EXERCISE DETAILS: In the material below, find each line holding the string "screenshot" and copy it.

[begin INFORMATION SUPPLIED]

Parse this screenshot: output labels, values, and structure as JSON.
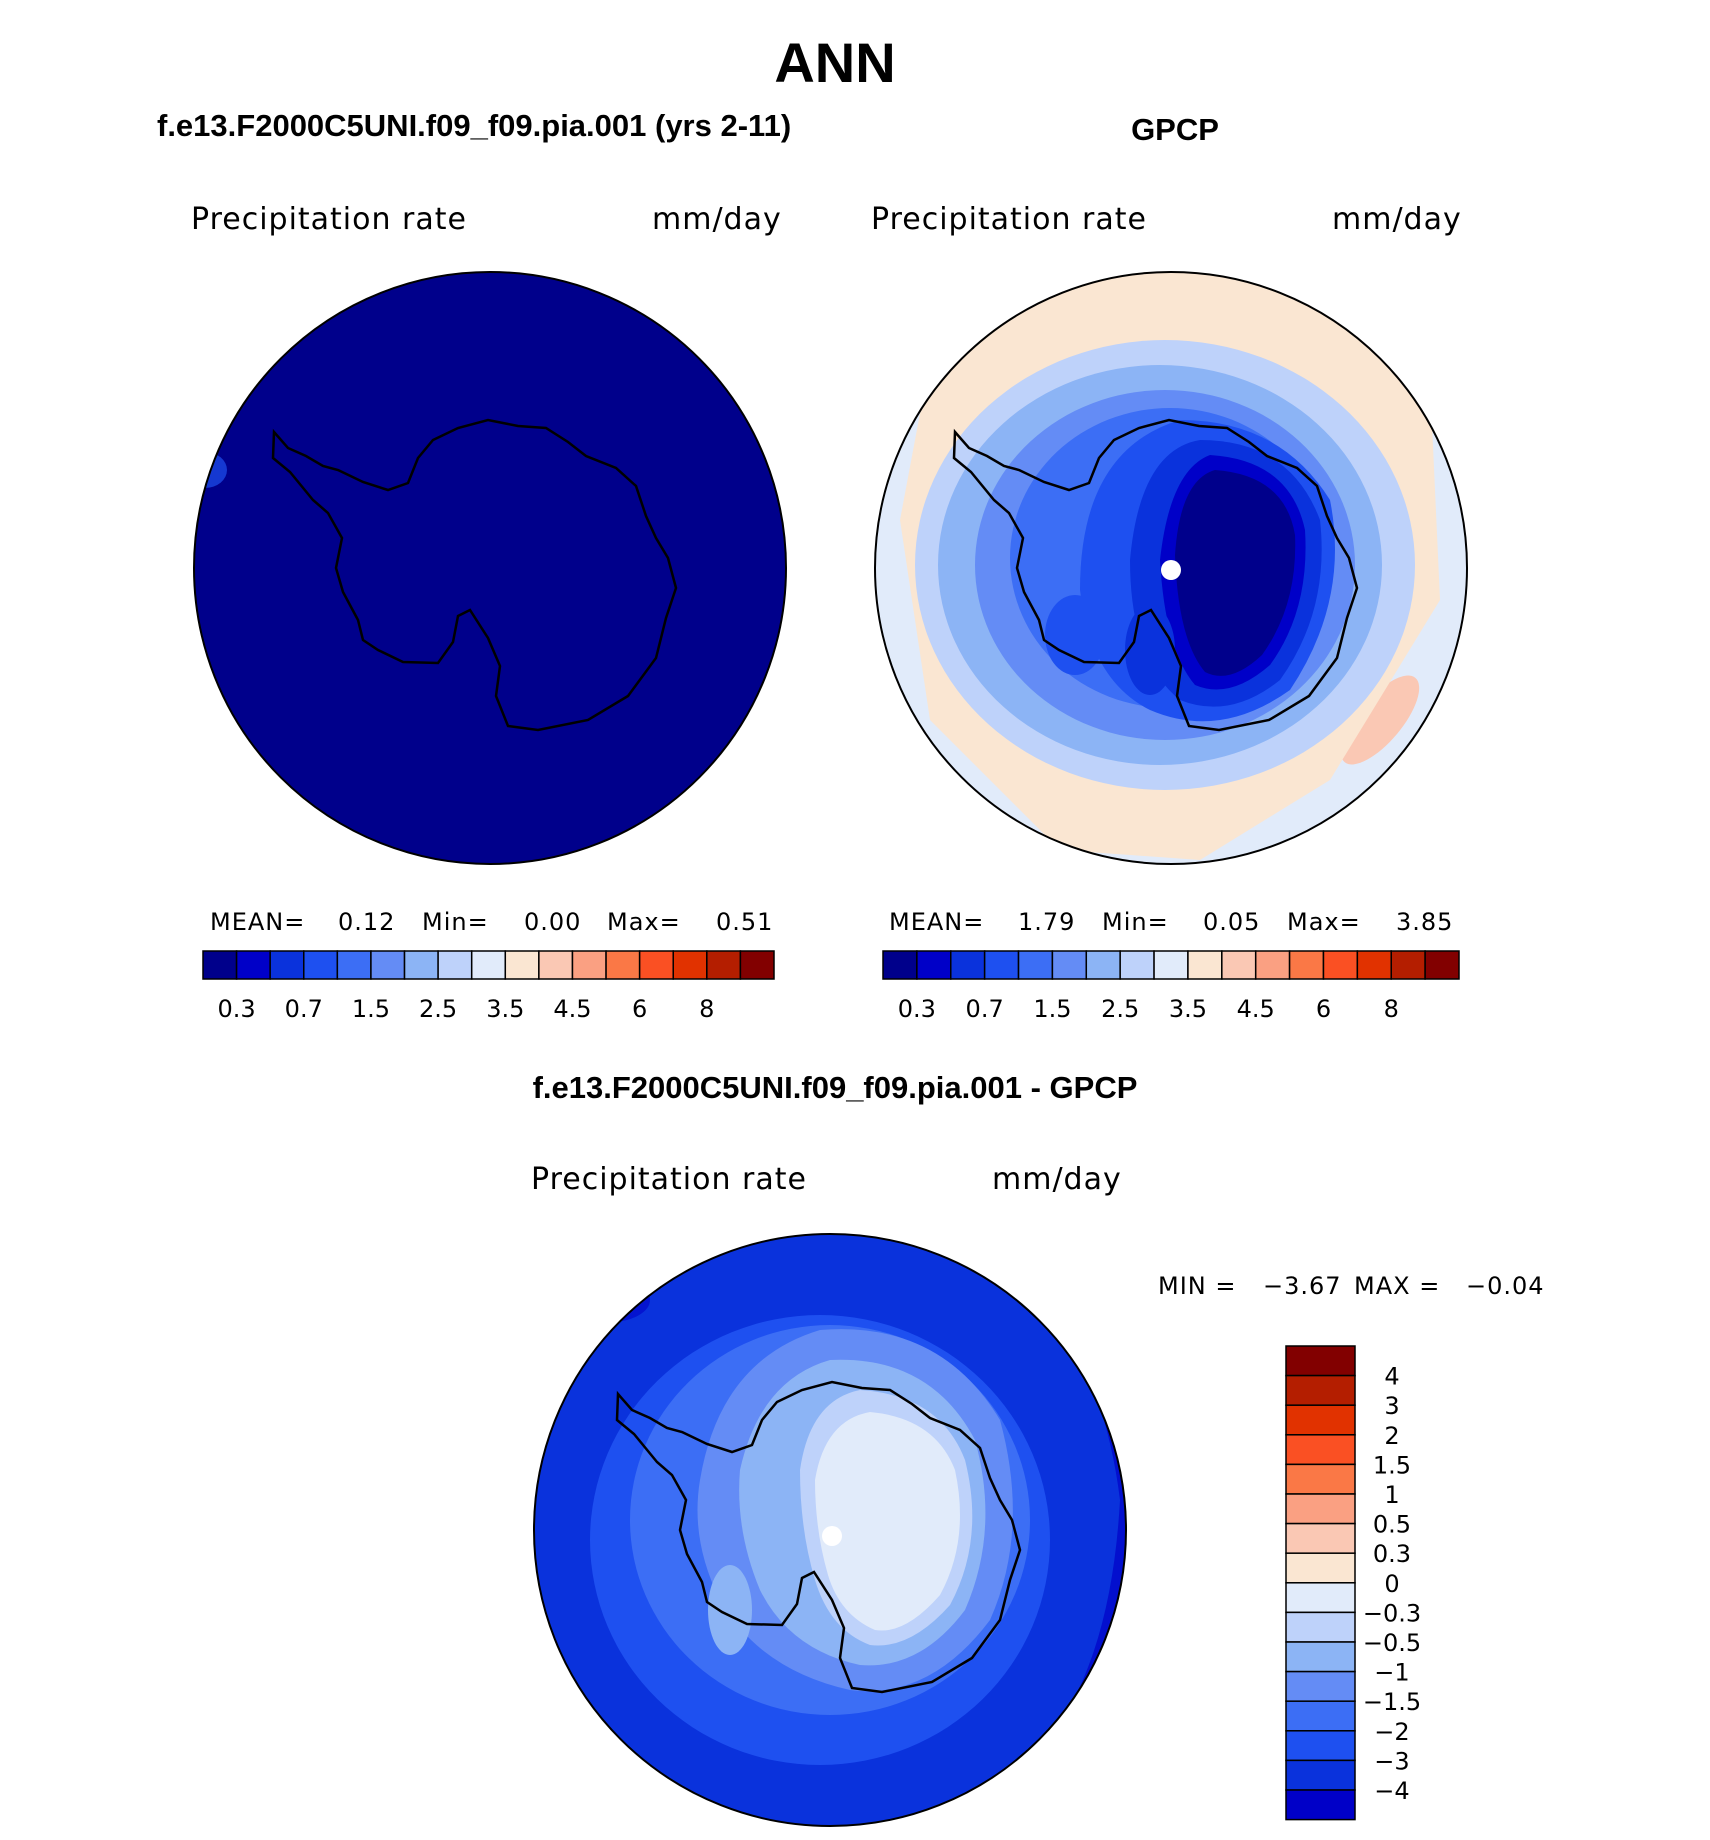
{
  "figure": {
    "title": "ANN",
    "left_panel_title": "f.e13.F2000C5UNI.f09_f09.pia.001 (yrs 2-11)",
    "right_panel_title": "GPCP",
    "diff_panel_title": "f.e13.F2000C5UNI.f09_f09.pia.001 - GPCP"
  },
  "panels": {
    "left": {
      "variable": "Precipitation rate",
      "units": "mm/day",
      "mean_label": "MEAN=",
      "mean": "0.12",
      "min_label": "Min=",
      "min": "0.00",
      "max_label": "Max=",
      "max": "0.51"
    },
    "right": {
      "variable": "Precipitation rate",
      "units": "mm/day",
      "mean_label": "MEAN=",
      "mean": "1.79",
      "min_label": "Min=",
      "min": "0.05",
      "max_label": "Max=",
      "max": "3.85"
    },
    "diff": {
      "variable": "Precipitation rate",
      "units": "mm/day",
      "min_label": "MIN =",
      "min": "−3.67",
      "max_label": "MAX =",
      "max": "−0.04"
    }
  },
  "colorbar_abs": {
    "colors": [
      "#00008b",
      "#0000c8",
      "#0a32dc",
      "#1e50f0",
      "#3c6ef5",
      "#648cf5",
      "#8cb4f5",
      "#bed2fa",
      "#e1ebfa",
      "#fae6d2",
      "#fac8b4",
      "#faa082",
      "#fa7846",
      "#fa5023",
      "#e13200",
      "#b41e00",
      "#820000"
    ],
    "tick_labels": [
      "0.3",
      "0.7",
      "1.5",
      "2.5",
      "3.5",
      "4.5",
      "6",
      "8"
    ]
  },
  "colorbar_diff": {
    "colors_top_to_bottom": [
      "#820000",
      "#b41e00",
      "#e13200",
      "#fa5023",
      "#fa7846",
      "#faa082",
      "#fac8b4",
      "#fae6d2",
      "#e1ebfa",
      "#bed2fa",
      "#8cb4f5",
      "#648cf5",
      "#3c6ef5",
      "#1e50f0",
      "#0a32dc",
      "#0000c8"
    ],
    "tick_labels": [
      "4",
      "3",
      "2",
      "1.5",
      "1",
      "0.5",
      "0.3",
      "0",
      "−0.3",
      "−0.5",
      "−1",
      "−1.5",
      "−2",
      "−3",
      "−4"
    ]
  },
  "colors": {
    "left_map_fill": "#00008b",
    "coastline": "#000000",
    "pole_marker": "#ffffff"
  }
}
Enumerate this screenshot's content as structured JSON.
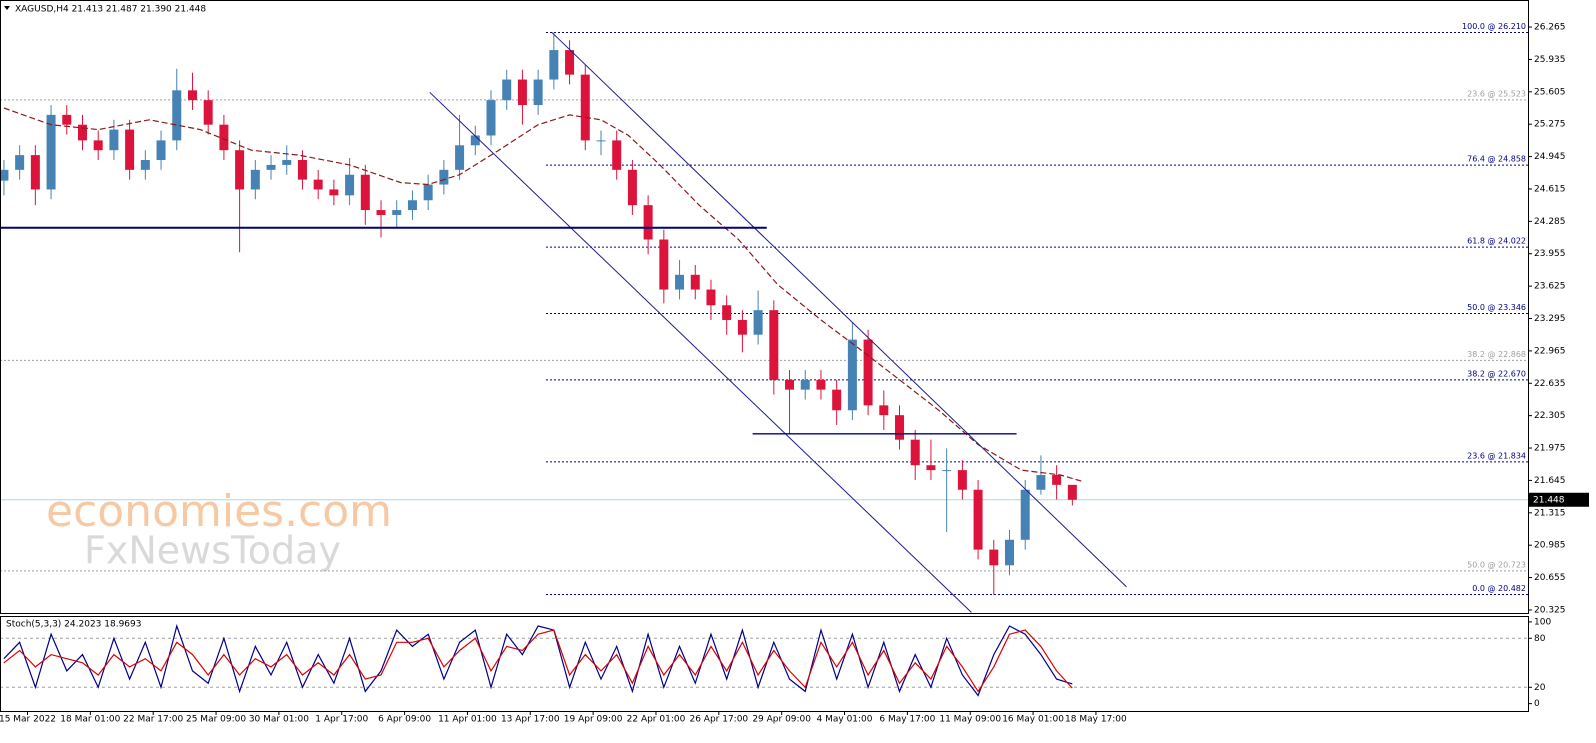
{
  "chart_data": [
    {
      "type": "candlestick",
      "title": "XAGUSD,H4  21.413 21.487 21.390 21.448",
      "xlim": [
        -1,
        388
      ],
      "ylim": [
        20.294,
        26.51
      ],
      "yticks": [
        26.265,
        25.935,
        25.605,
        25.275,
        24.945,
        24.615,
        24.285,
        23.955,
        23.625,
        23.295,
        22.965,
        22.635,
        22.305,
        21.975,
        21.645,
        21.315,
        20.985,
        20.655,
        20.325
      ],
      "xticks": [
        {
          "value": 6,
          "label": "15 Mar 2022"
        },
        {
          "value": 22,
          "label": "18 Mar 01:00"
        },
        {
          "value": 38,
          "label": "22 Mar 17:00"
        },
        {
          "value": 54,
          "label": "25 Mar 09:00"
        },
        {
          "value": 70,
          "label": "30 Mar 01:00"
        },
        {
          "value": 86,
          "label": "1 Apr 17:00"
        },
        {
          "value": 102,
          "label": "6 Apr 09:00"
        },
        {
          "value": 118,
          "label": "11 Apr 01:00"
        },
        {
          "value": 134,
          "label": "13 Apr 17:00"
        },
        {
          "value": 150,
          "label": "19 Apr 09:00"
        },
        {
          "value": 166,
          "label": "22 Apr 01:00"
        },
        {
          "value": 182,
          "label": "26 Apr 17:00"
        },
        {
          "value": 198,
          "label": "29 Apr 09:00"
        },
        {
          "value": 214,
          "label": "4 May 01:00"
        },
        {
          "value": 230,
          "label": "6 May 17:00"
        },
        {
          "value": 246,
          "label": "11 May 09:00"
        },
        {
          "value": 262,
          "label": "16 May 01:00"
        },
        {
          "value": 278,
          "label": "18 May 17:00"
        }
      ],
      "up_color": "#4682b4",
      "down_color": "#dc143c",
      "candles": {
        "x": [
          0,
          4,
          8,
          12,
          16,
          20,
          24,
          28,
          32,
          36,
          40,
          44,
          48,
          52,
          56,
          60,
          64,
          68,
          72,
          76,
          80,
          84,
          88,
          92,
          96,
          100,
          104,
          108,
          112,
          116,
          120,
          124,
          128,
          132,
          136,
          140,
          144,
          148,
          152,
          156,
          160,
          164,
          168,
          172,
          176,
          180,
          184,
          188,
          192,
          196,
          200,
          204,
          208,
          212,
          216,
          220,
          224,
          228,
          232,
          236,
          240,
          244,
          248,
          252,
          256,
          260,
          264,
          268,
          272
        ],
        "open": [
          24.7,
          24.81,
          24.96,
          24.61,
          25.37,
          25.27,
          25.11,
          25.01,
          25.22,
          24.81,
          24.91,
          25.11,
          25.62,
          25.52,
          25.27,
          25.01,
          24.61,
          24.81,
          24.86,
          24.91,
          24.71,
          24.61,
          24.55,
          24.76,
          24.4,
          24.35,
          24.4,
          24.5,
          24.66,
          24.81,
          25.06,
          25.16,
          25.52,
          25.73,
          25.47,
          25.73,
          26.03,
          25.78,
          25.11,
          25.11,
          24.81,
          24.45,
          24.1,
          23.59,
          23.74,
          23.59,
          23.43,
          23.28,
          23.13,
          23.38,
          22.67,
          22.57,
          22.67,
          22.57,
          22.36,
          23.08,
          22.41,
          22.31,
          22.06,
          21.8,
          21.75,
          21.75,
          21.55,
          20.94,
          20.78,
          21.04,
          21.55,
          21.7,
          21.6
        ],
        "high": [
          24.91,
          25.06,
          25.06,
          25.47,
          25.47,
          25.37,
          25.21,
          25.32,
          25.32,
          25.01,
          25.21,
          25.84,
          25.8,
          25.62,
          25.37,
          25.11,
          24.91,
          24.96,
          25.06,
          25.01,
          24.81,
          24.71,
          24.93,
          24.86,
          24.5,
          24.5,
          24.6,
          24.76,
          24.91,
          25.37,
          25.26,
          25.62,
          25.83,
          25.83,
          25.83,
          26.21,
          26.13,
          25.88,
          25.21,
          25.21,
          24.91,
          24.55,
          24.2,
          23.89,
          23.84,
          23.69,
          23.53,
          23.38,
          23.58,
          23.48,
          22.77,
          22.77,
          22.77,
          22.67,
          23.26,
          23.18,
          22.56,
          22.41,
          22.16,
          22.06,
          21.97,
          21.85,
          21.65,
          21.04,
          21.14,
          21.65,
          21.9,
          21.8,
          21.487
        ],
        "low": [
          24.55,
          24.71,
          24.45,
          24.51,
          25.17,
          25.01,
          24.91,
          24.91,
          24.71,
          24.71,
          24.81,
          25.01,
          25.42,
          25.17,
          24.91,
          23.97,
          24.51,
          24.71,
          24.76,
          24.61,
          24.51,
          24.45,
          24.45,
          24.25,
          24.12,
          24.22,
          24.3,
          24.4,
          24.56,
          24.71,
          24.96,
          25.06,
          25.42,
          25.27,
          25.37,
          25.63,
          25.68,
          25.01,
          24.96,
          24.71,
          24.35,
          23.95,
          23.45,
          23.49,
          23.49,
          23.28,
          23.13,
          22.95,
          23.03,
          22.52,
          22.12,
          22.47,
          22.47,
          22.21,
          22.26,
          22.31,
          22.16,
          21.96,
          21.65,
          21.65,
          21.12,
          21.45,
          20.84,
          20.48,
          20.68,
          20.94,
          21.5,
          21.45,
          21.39
        ],
        "close": [
          24.81,
          24.96,
          24.61,
          25.37,
          25.27,
          25.11,
          25.01,
          25.22,
          24.81,
          24.91,
          25.11,
          25.62,
          25.52,
          25.27,
          25.01,
          24.61,
          24.81,
          24.86,
          24.91,
          24.71,
          24.61,
          24.55,
          24.76,
          24.4,
          24.35,
          24.4,
          24.5,
          24.66,
          24.81,
          25.06,
          25.16,
          25.52,
          25.73,
          25.47,
          25.73,
          26.03,
          25.78,
          25.11,
          25.11,
          24.81,
          24.45,
          24.1,
          23.59,
          23.74,
          23.59,
          23.43,
          23.28,
          23.13,
          23.38,
          22.67,
          22.57,
          22.67,
          22.57,
          22.36,
          23.08,
          22.41,
          22.31,
          22.06,
          21.8,
          21.75,
          21.75,
          21.55,
          20.94,
          20.78,
          21.04,
          21.55,
          21.7,
          21.6,
          21.448
        ]
      },
      "ma": {
        "color": "#8b1a1a",
        "x": [
          0,
          12,
          24,
          37,
          50,
          63,
          75,
          88,
          101,
          108,
          116,
          126,
          136,
          144,
          152,
          159,
          167,
          177,
          187,
          197,
          208,
          218,
          228,
          238,
          248,
          259,
          269,
          275
        ],
        "values": [
          25.44,
          25.27,
          25.22,
          25.32,
          25.22,
          25.01,
          24.96,
          24.86,
          24.68,
          24.66,
          24.76,
          25.01,
          25.27,
          25.37,
          25.32,
          25.16,
          24.86,
          24.45,
          24.1,
          23.64,
          23.28,
          22.98,
          22.67,
          22.36,
          22.01,
          21.75,
          21.7,
          21.63
        ]
      },
      "fib_levels": [
        {
          "label": "100.0 @ 26.210",
          "value": 26.21,
          "color": "#00008b",
          "from": 138
        },
        {
          "label": "23.6 @ 25.523",
          "value": 25.523,
          "color": "#a0a0a0",
          "from": -1
        },
        {
          "label": "76.4 @ 24.858",
          "value": 24.858,
          "color": "#00008b",
          "from": 138
        },
        {
          "label": "61.8 @ 24.022",
          "value": 24.022,
          "color": "#00008b",
          "from": 138
        },
        {
          "label": "50.0 @ 23.346",
          "value": 23.346,
          "color": "#00008b",
          "from": 138
        },
        {
          "label": "38.2 @ 22.868",
          "value": 22.868,
          "color": "#a0a0a0",
          "from": -1
        },
        {
          "label": "38.2 @ 22.670",
          "value": 22.67,
          "color": "#00008b",
          "from": 138
        },
        {
          "label": "23.6 @ 21.834",
          "value": 21.834,
          "color": "#00008b",
          "from": 138
        },
        {
          "label": "50.0 @ 20.723",
          "value": 20.723,
          "color": "#a0a0a0",
          "from": -1
        },
        {
          "label": "0.0 @ 20.482",
          "value": 20.482,
          "color": "#00008b",
          "from": 138
        }
      ],
      "lines": [
        {
          "x": [
            139.5,
            285.8
          ],
          "y": [
            26.21,
            20.56
          ],
          "color": "#1c1c8c",
          "width": 1
        },
        {
          "x": [
            108.4,
            246.3
          ],
          "y": [
            25.6,
            20.3
          ],
          "color": "#1c1c8c",
          "width": 1
        },
        {
          "x": [
            -1,
            194.2
          ],
          "y": [
            24.22,
            24.22
          ],
          "color": "#000080",
          "width": 2
        },
        {
          "x": [
            190.6,
            257.8
          ],
          "y": [
            22.12,
            22.12
          ],
          "color": "#000080",
          "width": 1.3
        }
      ],
      "last": 21.448,
      "last_color": "#a6d8e8",
      "watermark": [
        "economies.com",
        "FxNewsToday"
      ]
    },
    {
      "type": "line",
      "title": "Stoch(5,3,3) 24.2023 18.9693",
      "xlim": [
        -1,
        388
      ],
      "ylim": [
        -9,
        106
      ],
      "yticks": [
        100,
        80,
        20,
        0
      ],
      "levels": [
        80,
        20
      ],
      "series": [
        {
          "color": "#00008b",
          "x": [
            0,
            4,
            8,
            12,
            16,
            20,
            24,
            28,
            32,
            36,
            40,
            44,
            48,
            52,
            56,
            60,
            64,
            68,
            72,
            76,
            80,
            84,
            88,
            92,
            96,
            100,
            104,
            108,
            112,
            116,
            120,
            124,
            128,
            132,
            136,
            140,
            144,
            148,
            152,
            156,
            160,
            164,
            168,
            172,
            176,
            180,
            184,
            188,
            192,
            196,
            200,
            204,
            208,
            212,
            216,
            220,
            224,
            228,
            232,
            236,
            240,
            244,
            248,
            252,
            256,
            260,
            264,
            268,
            272
          ],
          "values": [
            55,
            75,
            20,
            85,
            40,
            60,
            20,
            80,
            30,
            75,
            20,
            95,
            40,
            25,
            80,
            15,
            70,
            35,
            75,
            20,
            60,
            25,
            80,
            15,
            40,
            90,
            70,
            85,
            30,
            75,
            90,
            20,
            85,
            60,
            95,
            90,
            20,
            75,
            30,
            70,
            15,
            85,
            20,
            70,
            25,
            85,
            30,
            90,
            20,
            75,
            30,
            15,
            90,
            30,
            85,
            20,
            75,
            15,
            60,
            20,
            80,
            35,
            10,
            60,
            95,
            85,
            60,
            30,
            24.2023
          ]
        },
        {
          "color": "#e00000",
          "x": [
            0,
            4,
            8,
            12,
            16,
            20,
            24,
            28,
            32,
            36,
            40,
            44,
            48,
            52,
            56,
            60,
            64,
            68,
            72,
            76,
            80,
            84,
            88,
            92,
            96,
            100,
            104,
            108,
            112,
            116,
            120,
            124,
            128,
            132,
            136,
            140,
            144,
            148,
            152,
            156,
            160,
            164,
            168,
            172,
            176,
            180,
            184,
            188,
            192,
            196,
            200,
            204,
            208,
            212,
            216,
            220,
            224,
            228,
            232,
            236,
            240,
            244,
            248,
            252,
            256,
            260,
            264,
            268,
            272
          ],
          "values": [
            50,
            65,
            45,
            60,
            55,
            50,
            35,
            60,
            45,
            55,
            40,
            75,
            60,
            35,
            60,
            35,
            55,
            45,
            60,
            35,
            50,
            35,
            60,
            30,
            35,
            75,
            75,
            80,
            45,
            65,
            80,
            40,
            70,
            65,
            85,
            90,
            35,
            60,
            40,
            60,
            25,
            70,
            35,
            60,
            35,
            70,
            40,
            75,
            35,
            65,
            40,
            20,
            75,
            45,
            75,
            35,
            65,
            25,
            50,
            30,
            70,
            45,
            15,
            45,
            85,
            90,
            70,
            40,
            18.9693
          ]
        }
      ]
    }
  ]
}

[end INFORMATION SUPPLIED]

FINISHED EXERCISE:
Parse this screenshot: output labels, values, and structure as JSON.
Enumerate this screenshot's content as structured JSON.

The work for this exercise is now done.